▶ Set exercise: Make an exact copy of all the entries, but do not reproduce the pictures.

## START Data for the task

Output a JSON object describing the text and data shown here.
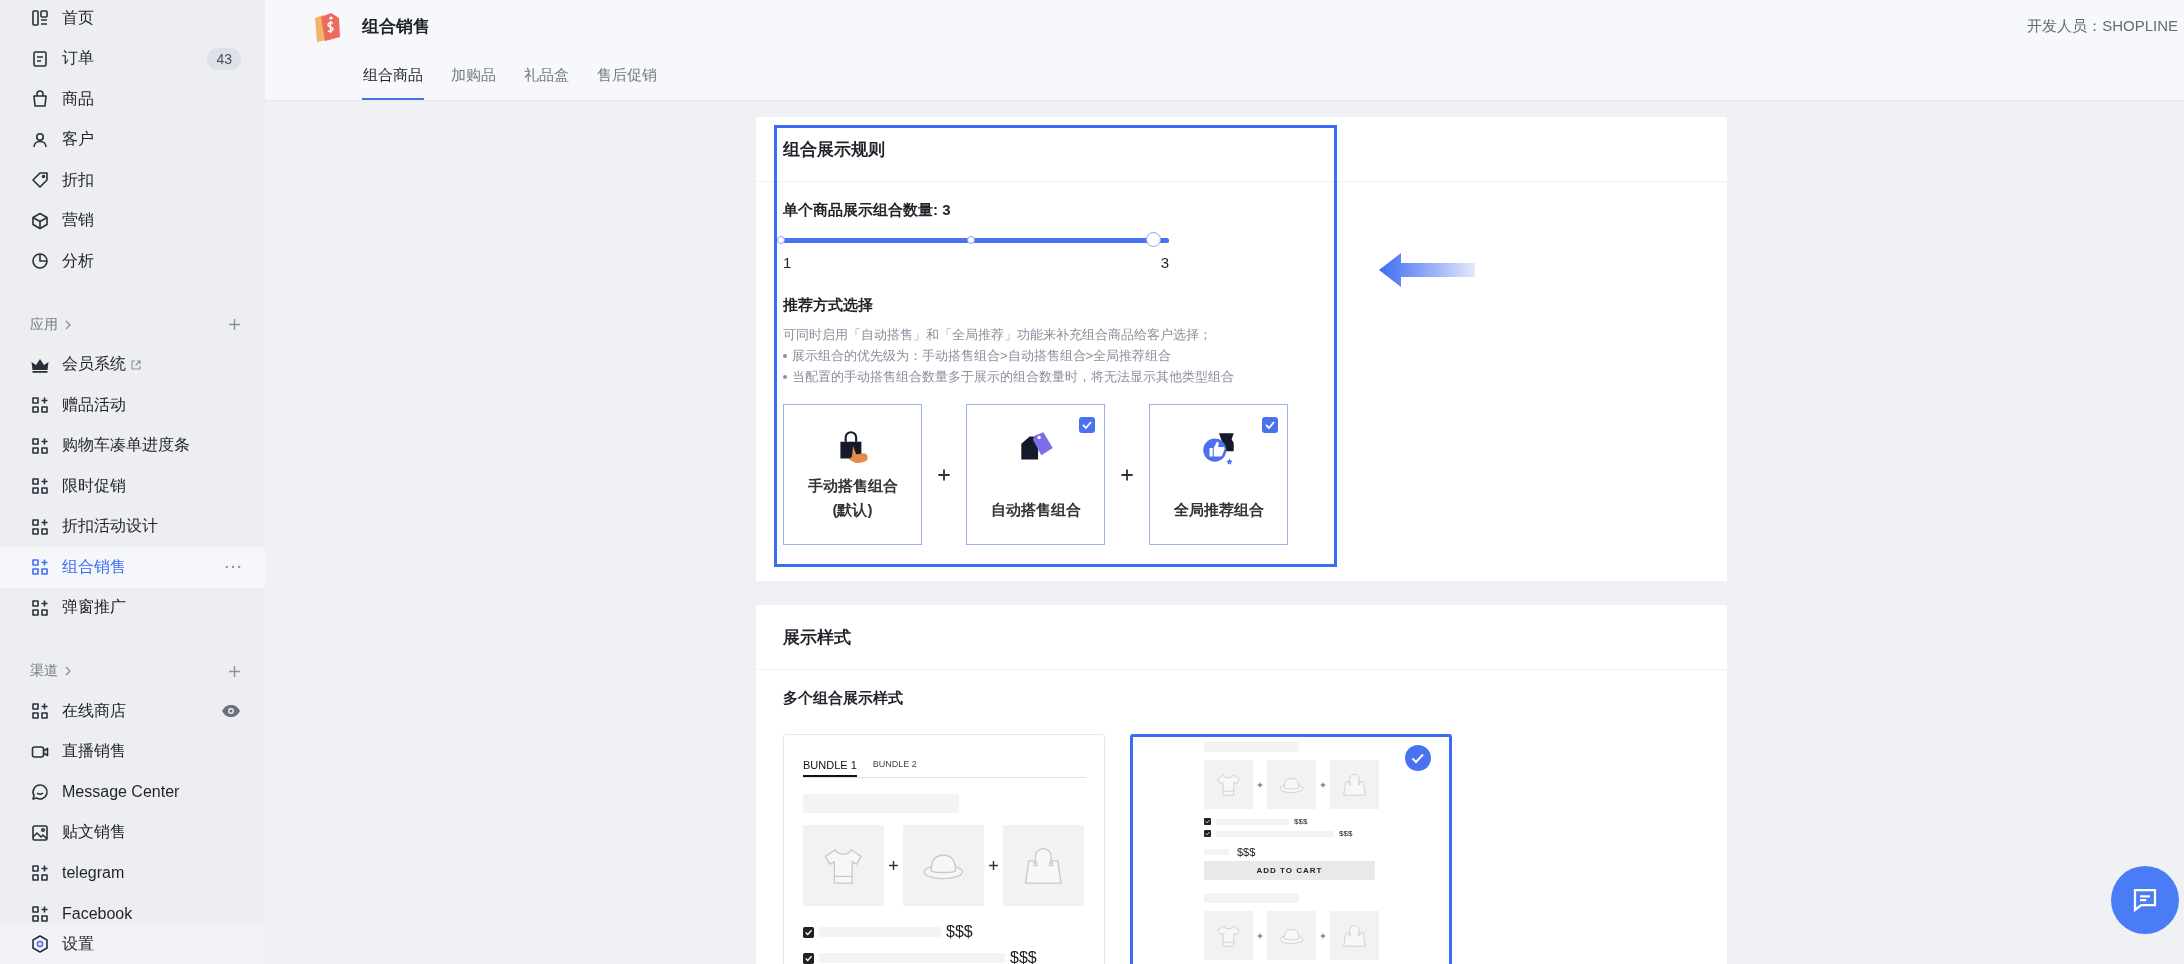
{
  "sidebar": {
    "items": [
      {
        "label": "首页",
        "selected": false
      },
      {
        "label": "订单",
        "badge": "43",
        "selected": false
      },
      {
        "label": "商品",
        "selected": false
      },
      {
        "label": "客户",
        "selected": false
      },
      {
        "label": "折扣",
        "selected": false
      },
      {
        "label": "营销",
        "selected": false
      },
      {
        "label": "分析",
        "selected": false
      }
    ],
    "sections": [
      {
        "heading": "应用",
        "items": [
          {
            "label": "会员系统",
            "selected": false
          },
          {
            "label": "赠品活动",
            "selected": false
          },
          {
            "label": "购物车凑单进度条",
            "selected": false
          },
          {
            "label": "限时促销",
            "selected": false
          },
          {
            "label": "折扣活动设计",
            "selected": false
          },
          {
            "label": "组合销售",
            "selected": true
          },
          {
            "label": "弹窗推广",
            "selected": false
          }
        ]
      },
      {
        "heading": "渠道",
        "items": [
          {
            "label": "在线商店",
            "selected": false
          },
          {
            "label": "直播销售",
            "selected": false
          },
          {
            "label": "Message Center",
            "selected": false
          },
          {
            "label": "贴文销售",
            "selected": false
          },
          {
            "label": "telegram",
            "selected": false
          },
          {
            "label": "Facebook",
            "selected": false
          }
        ]
      }
    ],
    "footer_item": {
      "label": "设置",
      "selected": false
    }
  },
  "header": {
    "title": "组合销售",
    "developer": "开发人员：SHOPLINE"
  },
  "tabs": [
    {
      "label": "组合商品",
      "selected": true
    },
    {
      "label": "加购品",
      "selected": false
    },
    {
      "label": "礼品盒",
      "selected": false
    },
    {
      "label": "售后促销",
      "selected": false
    }
  ],
  "rules_card": {
    "title": "组合展示规则",
    "slider": {
      "label": "单个商品展示组合数量: 3",
      "level": 1,
      "min_label": "1",
      "max_label": "3"
    },
    "method_title": "推荐方式选择",
    "intro": "可同时启用「自动搭售」和「全局推荐」功能来补充组合商品给客户选择；",
    "bullets": [
      "展示组合的优先级为：手动搭售组合>自动搭售组合>全局推荐组合",
      "当配置的手动搭售组合数量多于展示的组合数量时，将无法显示其他类型组合"
    ],
    "methods": [
      {
        "label": "手动搭售组合",
        "note": "(默认)",
        "checked": false
      },
      {
        "label": "自动搭售组合",
        "checked": true
      },
      {
        "label": "全局推荐组合",
        "checked": true
      }
    ]
  },
  "style_card": {
    "title": "展示样式",
    "subtitle": "多个组合展示样式",
    "options": [
      {
        "kind": "tabs",
        "selected": false,
        "tabs": [
          {
            "label": "BUNDLE 1",
            "selected": true
          },
          {
            "label": "BUNDLE 2",
            "selected": false
          }
        ],
        "prices": [
          "$$$",
          "$$$"
        ]
      },
      {
        "kind": "stacked",
        "selected": true,
        "prices": [
          "$$$",
          "$$$"
        ],
        "total": "$$$",
        "button": "ADD TO CART"
      }
    ]
  }
}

## END Data for the task

▶ Result of this task:
Output a JSON object describing the text and data shown here.
{
  "sidebar": {
    "items": [
      {
        "label": "首页",
        "selected": false
      },
      {
        "label": "订单",
        "badge": "43",
        "selected": false
      },
      {
        "label": "商品",
        "selected": false
      },
      {
        "label": "客户",
        "selected": false
      },
      {
        "label": "折扣",
        "selected": false
      },
      {
        "label": "营销",
        "selected": false
      },
      {
        "label": "分析",
        "selected": false
      }
    ],
    "sections": [
      {
        "heading": "应用",
        "items": [
          {
            "label": "会员系统",
            "selected": false
          },
          {
            "label": "赠品活动",
            "selected": false
          },
          {
            "label": "购物车凑单进度条",
            "selected": false
          },
          {
            "label": "限时促销",
            "selected": false
          },
          {
            "label": "折扣活动设计",
            "selected": false
          },
          {
            "label": "组合销售",
            "selected": true
          },
          {
            "label": "弹窗推广",
            "selected": false
          }
        ]
      },
      {
        "heading": "渠道",
        "items": [
          {
            "label": "在线商店",
            "selected": false
          },
          {
            "label": "直播销售",
            "selected": false
          },
          {
            "label": "Message Center",
            "selected": false
          },
          {
            "label": "贴文销售",
            "selected": false
          },
          {
            "label": "telegram",
            "selected": false
          },
          {
            "label": "Facebook",
            "selected": false
          }
        ]
      }
    ],
    "footer_item": {
      "label": "设置",
      "selected": false
    }
  },
  "header": {
    "title": "组合销售",
    "developer": "开发人员：SHOPLINE"
  },
  "tabs": [
    {
      "label": "组合商品",
      "selected": true
    },
    {
      "label": "加购品",
      "selected": false
    },
    {
      "label": "礼品盒",
      "selected": false
    },
    {
      "label": "售后促销",
      "selected": false
    }
  ],
  "rules_card": {
    "title": "组合展示规则",
    "slider": {
      "label": "单个商品展示组合数量: 3",
      "level": 1,
      "min_label": "1",
      "max_label": "3"
    },
    "method_title": "推荐方式选择",
    "intro": "可同时启用「自动搭售」和「全局推荐」功能来补充组合商品给客户选择；",
    "bullets": [
      "展示组合的优先级为：手动搭售组合>自动搭售组合>全局推荐组合",
      "当配置的手动搭售组合数量多于展示的组合数量时，将无法显示其他类型组合"
    ],
    "methods": [
      {
        "label": "手动搭售组合",
        "note": "(默认)",
        "checked": false
      },
      {
        "label": "自动搭售组合",
        "checked": true
      },
      {
        "label": "全局推荐组合",
        "checked": true
      }
    ]
  },
  "style_card": {
    "title": "展示样式",
    "subtitle": "多个组合展示样式",
    "options": [
      {
        "kind": "tabs",
        "selected": false,
        "tabs": [
          {
            "label": "BUNDLE 1",
            "selected": true
          },
          {
            "label": "BUNDLE 2",
            "selected": false
          }
        ],
        "prices": [
          "$$$",
          "$$$"
        ]
      },
      {
        "kind": "stacked",
        "selected": true,
        "prices": [
          "$$$",
          "$$$"
        ],
        "total": "$$$",
        "button": "ADD TO CART"
      }
    ]
  }
}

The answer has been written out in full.